** What you are asked to do **
Give the listing below again in full, exactly as written.

** Rows from a dataset **
— BEGIN —

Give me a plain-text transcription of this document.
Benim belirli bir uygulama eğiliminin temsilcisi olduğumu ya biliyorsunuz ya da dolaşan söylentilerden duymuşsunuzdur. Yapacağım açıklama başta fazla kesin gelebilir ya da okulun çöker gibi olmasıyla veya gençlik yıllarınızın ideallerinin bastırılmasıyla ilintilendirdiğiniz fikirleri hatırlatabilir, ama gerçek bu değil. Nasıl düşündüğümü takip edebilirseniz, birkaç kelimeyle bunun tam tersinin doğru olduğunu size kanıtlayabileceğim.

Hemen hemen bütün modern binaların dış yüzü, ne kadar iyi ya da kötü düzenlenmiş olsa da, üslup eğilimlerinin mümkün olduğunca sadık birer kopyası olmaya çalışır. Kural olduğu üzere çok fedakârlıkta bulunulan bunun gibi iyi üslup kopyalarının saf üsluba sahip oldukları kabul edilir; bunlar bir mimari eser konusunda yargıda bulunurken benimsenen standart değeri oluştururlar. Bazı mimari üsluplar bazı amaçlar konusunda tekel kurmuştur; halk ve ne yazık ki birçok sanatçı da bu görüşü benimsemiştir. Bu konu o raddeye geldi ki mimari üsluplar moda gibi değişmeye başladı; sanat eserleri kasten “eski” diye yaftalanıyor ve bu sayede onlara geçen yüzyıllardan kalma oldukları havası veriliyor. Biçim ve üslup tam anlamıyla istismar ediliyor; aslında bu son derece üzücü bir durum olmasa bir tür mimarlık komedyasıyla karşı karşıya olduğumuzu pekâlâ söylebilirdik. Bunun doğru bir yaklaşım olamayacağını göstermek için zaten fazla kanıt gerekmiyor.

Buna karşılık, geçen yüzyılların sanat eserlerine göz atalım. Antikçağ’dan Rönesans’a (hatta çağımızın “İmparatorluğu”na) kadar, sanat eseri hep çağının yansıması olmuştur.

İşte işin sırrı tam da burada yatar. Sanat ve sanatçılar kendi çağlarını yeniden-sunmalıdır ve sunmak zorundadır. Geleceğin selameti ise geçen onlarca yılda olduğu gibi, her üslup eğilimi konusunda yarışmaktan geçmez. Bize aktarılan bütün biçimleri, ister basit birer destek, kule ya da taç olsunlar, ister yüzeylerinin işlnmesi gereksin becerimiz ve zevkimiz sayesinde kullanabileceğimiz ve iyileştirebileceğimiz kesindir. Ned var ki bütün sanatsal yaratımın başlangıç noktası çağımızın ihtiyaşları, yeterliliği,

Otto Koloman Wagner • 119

— END —

** The solution **
Give me a plain-text transcription of this document.
Benim belirli bir uygulama eğiliminin temsilcisi olduğumu ya biliyorsunuz ya da dolaşan söylentilerden duymuşsunuzdur. Yapacağım açıklama başta fazla kesin gelebilir ya da okulun çöker gibi olmasıyla veya gençlik yıllarınızın ideallerinin bastırılmasıyla ilintilendirdiğiniz fikirleri hatırlatabilir, ama gerçek bu değil. Nasıl düşündüğümü takip edebilirseniz, birkaç kelimeyle bunun tam tersinin doğru olduğunu size kanıtlayabileceğim.

Hemen hemen bütün modern binaların dış yüzü, ne kadar iyi ya da kötü düzenlenmiş olsa da, üslup eğilimlerinin mümkün olduğunca sadık birer kopyası olmaya çalışır. Kural olduğu üzere çok fedakârlıkta bulunulan bunun gibi iyi üslup kopyalarının saf üsluba sahip oldukları kabul edilir; bunlar bir mimari eser konusunda yargıda bulunurken benimsenen standart değeri oluştururlar. Bazı mimari üsluplar bazı amaçlar konusunda tekel kurmuştur; halk ve ne yazık ki birçok sanatçı da bu görüşü benimsemiştir. Bu konu o raddeye geldi ki mimari üsluplar moda gibi değişmeye başladı; sanat eserleri kasten “eski” diye yaftalanıyor ve bu sayede onlara geçen yüzyıllardan kalma oldukları havası veriliyor. Biçim ve üslup tam anlamıyla istismar ediliyor; aslında bu son derece üzücü bir durum olmasa bir tür mimarlık komedyasıyla karşı karşıya olduğumuzu pekâlâ söylebilirdik. Bunun doğru bir yaklaşım olamayacağını göstermek için zaten fazla kanıt gerekmiyor.

Buna karşılık, geçen yüzyılların sanat eserlerine göz atalım. Antikçağ’dan Rönesans’a (hatta çağımızın “İmparatorluğu”na) kadar, sanat eseri hep çağının yansıması olmuştur.

İşte işin sırrı tam da burada yatar. Sanat ve sanatçılar kendi çağlarını yeniden-sunmalıdır ve sunmak zorundadır. Geleceğin selameti ise geçen onlarca yılda olduğu gibi, her üslup eğilimi konusunda yarışmaktan geçmez. Bize aktarılan bütün biçimleri, ister basit birer destek, kule ya da taç olsunlar, ister yüzeylerinin işlnmesi gereksin becerimiz ve zevkimiz sayesinde kullanabileceğimiz ve iyileştirebileceğimiz kesindir. Ned var ki bütün sanatsal yaratımın başlangıç noktası çağımızın ihtiyaşları, yeterliliği,

Otto Koloman Wagner • 119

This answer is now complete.